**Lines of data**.

------------------------------

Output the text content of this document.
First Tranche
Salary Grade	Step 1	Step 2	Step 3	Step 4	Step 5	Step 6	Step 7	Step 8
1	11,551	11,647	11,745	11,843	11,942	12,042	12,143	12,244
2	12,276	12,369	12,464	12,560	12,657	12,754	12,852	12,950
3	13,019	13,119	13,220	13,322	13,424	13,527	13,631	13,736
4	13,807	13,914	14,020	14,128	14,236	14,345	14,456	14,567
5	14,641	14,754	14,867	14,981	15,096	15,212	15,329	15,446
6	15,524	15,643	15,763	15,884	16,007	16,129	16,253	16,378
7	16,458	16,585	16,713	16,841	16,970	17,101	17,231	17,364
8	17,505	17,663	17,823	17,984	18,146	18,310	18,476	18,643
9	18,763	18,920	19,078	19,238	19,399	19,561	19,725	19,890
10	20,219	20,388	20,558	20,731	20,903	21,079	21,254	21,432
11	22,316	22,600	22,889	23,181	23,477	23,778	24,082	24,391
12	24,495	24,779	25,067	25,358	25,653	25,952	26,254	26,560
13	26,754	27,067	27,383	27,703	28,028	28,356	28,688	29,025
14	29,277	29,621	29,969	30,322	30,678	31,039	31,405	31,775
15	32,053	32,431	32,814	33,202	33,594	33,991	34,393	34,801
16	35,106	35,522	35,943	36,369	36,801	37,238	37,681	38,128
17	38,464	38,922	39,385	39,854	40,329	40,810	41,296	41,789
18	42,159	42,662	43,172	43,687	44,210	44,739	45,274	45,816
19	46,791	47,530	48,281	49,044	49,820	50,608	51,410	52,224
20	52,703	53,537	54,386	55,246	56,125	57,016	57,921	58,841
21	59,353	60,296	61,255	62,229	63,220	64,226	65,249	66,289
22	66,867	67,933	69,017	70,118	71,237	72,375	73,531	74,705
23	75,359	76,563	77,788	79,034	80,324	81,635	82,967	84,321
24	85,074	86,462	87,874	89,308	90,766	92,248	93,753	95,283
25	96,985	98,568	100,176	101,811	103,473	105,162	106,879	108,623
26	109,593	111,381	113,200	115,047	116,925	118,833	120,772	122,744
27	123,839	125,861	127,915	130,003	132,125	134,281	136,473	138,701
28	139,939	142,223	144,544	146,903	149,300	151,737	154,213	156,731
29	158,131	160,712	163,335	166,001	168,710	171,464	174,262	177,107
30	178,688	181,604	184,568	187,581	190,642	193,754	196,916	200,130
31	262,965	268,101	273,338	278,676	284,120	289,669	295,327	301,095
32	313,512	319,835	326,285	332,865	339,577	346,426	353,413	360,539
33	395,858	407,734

------------------------------

**Directions for this task**. Write the complete data out, exactly as above.

**Answer below**.
Output the text content of this document.
First Tranche
Salary Grade	Step 1	Step 2	Step 3	Step 4	Step 5	Step 6	Step 7	Step 8
1	11,551	11,647	11,745	11,843	11,942	12,042	12,143	12,244
2	12,276	12,369	12,464	12,560	12,657	12,754	12,852	12,950
3	13,019	13,119	13,220	13,322	13,424	13,527	13,631	13,736
4	13,807	13,914	14,020	14,128	14,236	14,345	14,456	14,567
5	14,641	14,754	14,867	14,981	15,096	15,212	15,329	15,446
6	15,524	15,643	15,763	15,884	16,007	16,129	16,253	16,378
7	16,458	16,585	16,713	16,841	16,970	17,101	17,231	17,364
8	17,505	17,663	17,823	17,984	18,146	18,310	18,476	18,643
9	18,763	18,920	19,078	19,238	19,399	19,561	19,725	19,890
10	20,219	20,388	20,558	20,731	20,903	21,079	21,254	21,432
11	22,316	22,600	22,889	23,181	23,477	23,778	24,082	24,391
12	24,495	24,779	25,067	25,358	25,653	25,952	26,254	26,560
13	26,754	27,067	27,383	27,703	28,028	28,356	28,688	29,025
14	29,277	29,621	29,969	30,322	30,678	31,039	31,405	31,775
15	32,053	32,431	32,814	33,202	33,594	33,991	34,393	34,801
16	35,106	35,522	35,943	36,369	36,801	37,238	37,681	38,128
17	38,464	38,922	39,385	39,854	40,329	40,810	41,296	41,789
18	42,159	42,662	43,172	43,687	44,210	44,739	45,274	45,816
19	46,791	47,530	48,281	49,044	49,820	50,608	51,410	52,224
20	52,703	53,537	54,386	55,246	56,125	57,016	57,921	58,841
21	59,353	60,296	61,255	62,229	63,220	64,226	65,249	66,289
22	66,867	67,933	69,017	70,118	71,237	72,375	73,531	74,705
23	75,359	76,563	77,788	79,034	80,324	81,635	82,967	84,321
24	85,074	86,462	87,874	89,308	90,766	92,248	93,753	95,283
25	96,985	98,568	100,176	101,811	103,473	105,162	106,879	108,623
26	109,593	111,381	113,200	115,047	116,925	118,833	120,772	122,744
27	123,839	125,861	127,915	130,003	132,125	134,281	136,473	138,701
28	139,939	142,223	144,544	146,903	149,300	151,737	154,213	156,731
29	158,131	160,712	163,335	166,001	168,710	171,464	174,262	177,107
30	178,688	181,604	184,568	187,581	190,642	193,754	196,916	200,130
31	262,965	268,101	273,338	278,676	284,120	289,669	295,327	301,095
32	313,512	319,835	326,285	332,865	339,577	346,426	353,413	360,539
33	395,858	407,734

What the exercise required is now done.